* GOAL
Note how many lines hold the string "text" and give that number without any other words.

* Data items
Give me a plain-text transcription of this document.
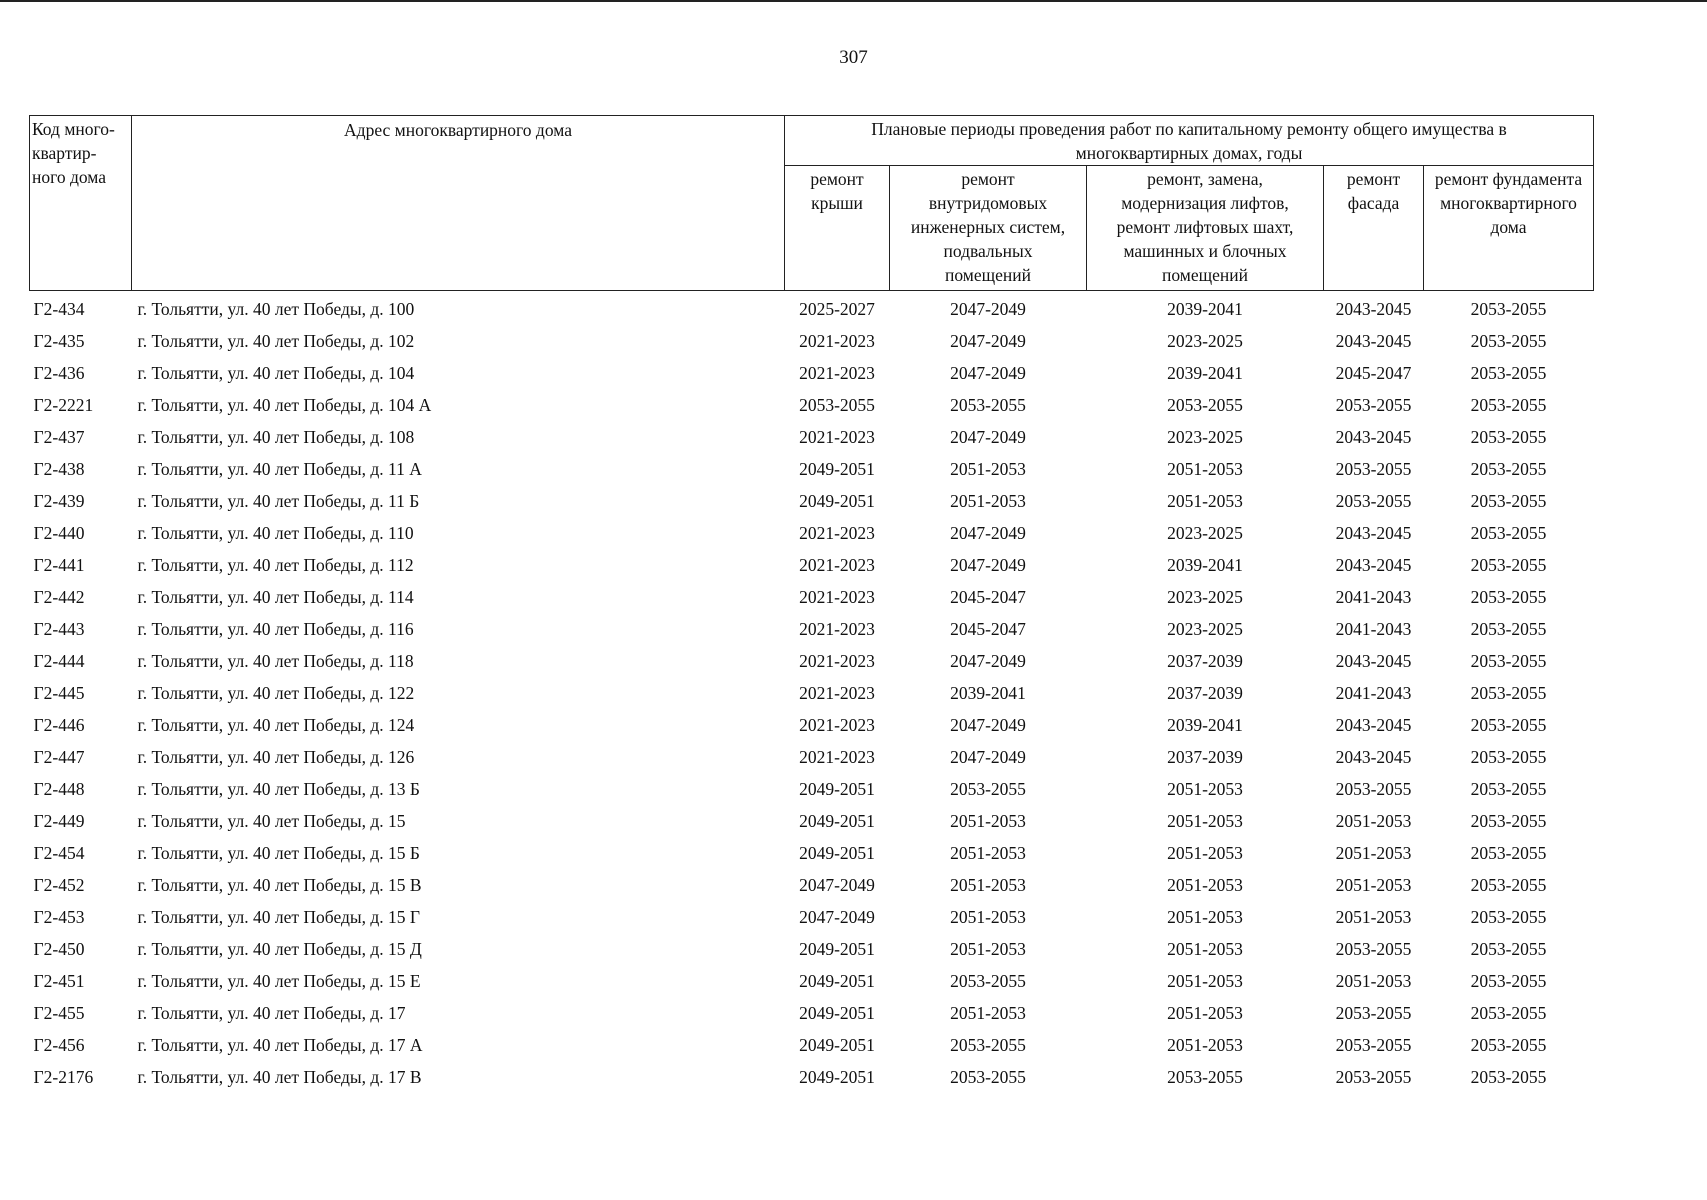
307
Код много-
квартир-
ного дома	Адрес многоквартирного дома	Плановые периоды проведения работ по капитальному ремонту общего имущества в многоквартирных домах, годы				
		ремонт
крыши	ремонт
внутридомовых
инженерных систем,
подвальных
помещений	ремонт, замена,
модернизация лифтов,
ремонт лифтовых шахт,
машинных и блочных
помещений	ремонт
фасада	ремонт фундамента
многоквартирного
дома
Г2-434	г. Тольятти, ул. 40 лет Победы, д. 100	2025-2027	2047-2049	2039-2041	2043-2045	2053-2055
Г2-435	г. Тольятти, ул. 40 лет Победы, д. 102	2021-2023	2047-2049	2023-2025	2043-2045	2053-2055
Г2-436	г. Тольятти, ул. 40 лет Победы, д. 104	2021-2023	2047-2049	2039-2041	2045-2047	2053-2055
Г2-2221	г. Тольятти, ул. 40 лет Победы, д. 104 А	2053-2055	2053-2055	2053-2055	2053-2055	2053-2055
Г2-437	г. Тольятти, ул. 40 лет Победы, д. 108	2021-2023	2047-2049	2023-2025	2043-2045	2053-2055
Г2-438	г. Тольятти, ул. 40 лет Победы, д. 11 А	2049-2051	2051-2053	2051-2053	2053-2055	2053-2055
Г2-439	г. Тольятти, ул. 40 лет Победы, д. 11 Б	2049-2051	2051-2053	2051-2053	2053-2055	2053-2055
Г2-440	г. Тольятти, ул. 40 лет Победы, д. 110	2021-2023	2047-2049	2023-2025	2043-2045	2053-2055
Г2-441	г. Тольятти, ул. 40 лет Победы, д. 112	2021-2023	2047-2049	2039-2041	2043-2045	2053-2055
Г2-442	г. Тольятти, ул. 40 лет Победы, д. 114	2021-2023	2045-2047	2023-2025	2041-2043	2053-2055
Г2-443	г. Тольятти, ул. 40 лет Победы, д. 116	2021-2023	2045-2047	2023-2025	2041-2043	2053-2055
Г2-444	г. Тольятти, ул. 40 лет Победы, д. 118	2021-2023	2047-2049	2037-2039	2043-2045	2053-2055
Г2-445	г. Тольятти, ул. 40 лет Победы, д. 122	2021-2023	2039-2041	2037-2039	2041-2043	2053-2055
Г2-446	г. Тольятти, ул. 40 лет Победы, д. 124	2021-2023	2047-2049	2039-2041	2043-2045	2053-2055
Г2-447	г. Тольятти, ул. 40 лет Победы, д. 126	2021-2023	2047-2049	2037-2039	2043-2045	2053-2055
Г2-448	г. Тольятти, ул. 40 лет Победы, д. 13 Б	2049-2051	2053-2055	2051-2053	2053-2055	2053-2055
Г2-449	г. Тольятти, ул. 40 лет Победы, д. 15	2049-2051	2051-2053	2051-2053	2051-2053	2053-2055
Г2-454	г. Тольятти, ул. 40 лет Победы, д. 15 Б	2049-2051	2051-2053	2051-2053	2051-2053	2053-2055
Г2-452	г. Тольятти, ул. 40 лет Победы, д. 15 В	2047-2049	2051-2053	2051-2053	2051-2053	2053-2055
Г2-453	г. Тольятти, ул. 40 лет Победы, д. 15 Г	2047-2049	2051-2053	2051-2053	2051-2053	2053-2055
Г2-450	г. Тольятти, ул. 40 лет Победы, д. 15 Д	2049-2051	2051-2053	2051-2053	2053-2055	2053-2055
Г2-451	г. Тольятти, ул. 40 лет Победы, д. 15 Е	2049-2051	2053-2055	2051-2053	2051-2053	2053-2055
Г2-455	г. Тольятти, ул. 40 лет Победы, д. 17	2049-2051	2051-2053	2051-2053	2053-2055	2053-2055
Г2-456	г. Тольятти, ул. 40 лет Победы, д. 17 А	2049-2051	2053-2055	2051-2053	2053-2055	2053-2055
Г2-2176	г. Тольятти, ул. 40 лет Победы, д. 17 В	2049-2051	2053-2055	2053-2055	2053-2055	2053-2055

--

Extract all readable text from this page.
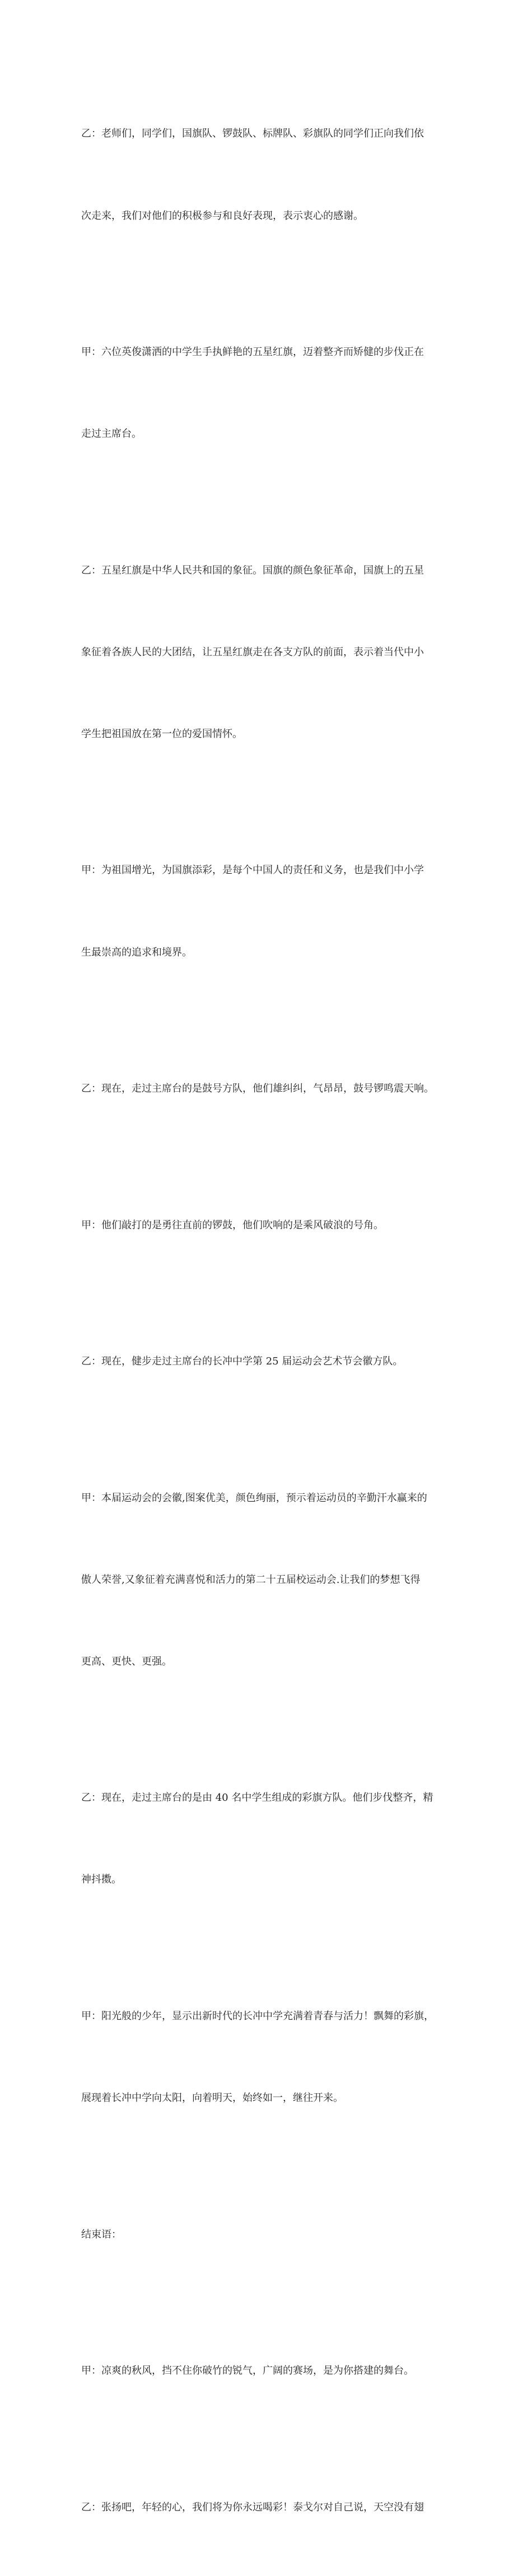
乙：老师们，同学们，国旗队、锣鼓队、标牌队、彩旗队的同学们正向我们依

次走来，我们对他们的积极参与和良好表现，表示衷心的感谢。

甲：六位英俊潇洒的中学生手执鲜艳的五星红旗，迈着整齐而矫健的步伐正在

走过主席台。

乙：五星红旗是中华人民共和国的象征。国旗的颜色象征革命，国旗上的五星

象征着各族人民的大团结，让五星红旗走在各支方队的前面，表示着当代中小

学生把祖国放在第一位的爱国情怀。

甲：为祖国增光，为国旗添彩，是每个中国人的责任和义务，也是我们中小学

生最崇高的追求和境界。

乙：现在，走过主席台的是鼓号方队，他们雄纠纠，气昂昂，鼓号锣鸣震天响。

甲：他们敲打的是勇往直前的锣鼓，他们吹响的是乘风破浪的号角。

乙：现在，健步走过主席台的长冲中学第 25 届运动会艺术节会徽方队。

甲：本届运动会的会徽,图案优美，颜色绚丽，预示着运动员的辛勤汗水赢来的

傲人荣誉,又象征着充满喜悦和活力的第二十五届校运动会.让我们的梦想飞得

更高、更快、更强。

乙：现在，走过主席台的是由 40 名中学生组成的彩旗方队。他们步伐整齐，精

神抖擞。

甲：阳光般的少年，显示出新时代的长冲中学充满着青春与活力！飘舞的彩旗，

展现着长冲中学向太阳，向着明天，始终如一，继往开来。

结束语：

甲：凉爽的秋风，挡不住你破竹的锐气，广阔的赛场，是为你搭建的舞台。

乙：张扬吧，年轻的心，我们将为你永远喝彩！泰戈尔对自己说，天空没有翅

* COMPLETED TASK
2